**Requirement**. Count only the lines of the records that hold "union", then give the number without any other words.

[Lines of data]
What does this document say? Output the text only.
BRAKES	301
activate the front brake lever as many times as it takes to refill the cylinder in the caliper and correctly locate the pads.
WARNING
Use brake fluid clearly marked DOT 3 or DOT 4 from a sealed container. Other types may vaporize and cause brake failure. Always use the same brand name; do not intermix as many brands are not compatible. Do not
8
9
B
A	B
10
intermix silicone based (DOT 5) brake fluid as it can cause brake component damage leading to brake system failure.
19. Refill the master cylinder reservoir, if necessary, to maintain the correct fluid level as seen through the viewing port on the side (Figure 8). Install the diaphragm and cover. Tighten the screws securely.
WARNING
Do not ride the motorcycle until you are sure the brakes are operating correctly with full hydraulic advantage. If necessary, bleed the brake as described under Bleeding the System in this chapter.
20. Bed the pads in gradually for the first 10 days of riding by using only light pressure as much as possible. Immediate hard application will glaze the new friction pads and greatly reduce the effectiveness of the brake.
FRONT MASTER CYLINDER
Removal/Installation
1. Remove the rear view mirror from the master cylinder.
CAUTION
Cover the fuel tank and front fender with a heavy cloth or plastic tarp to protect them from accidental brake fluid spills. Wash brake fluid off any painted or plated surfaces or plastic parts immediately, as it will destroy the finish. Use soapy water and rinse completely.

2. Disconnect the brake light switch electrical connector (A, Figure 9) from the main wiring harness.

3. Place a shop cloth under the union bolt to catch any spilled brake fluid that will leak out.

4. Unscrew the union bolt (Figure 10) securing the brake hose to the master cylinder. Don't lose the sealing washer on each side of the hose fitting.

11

**Exercise answer**. 2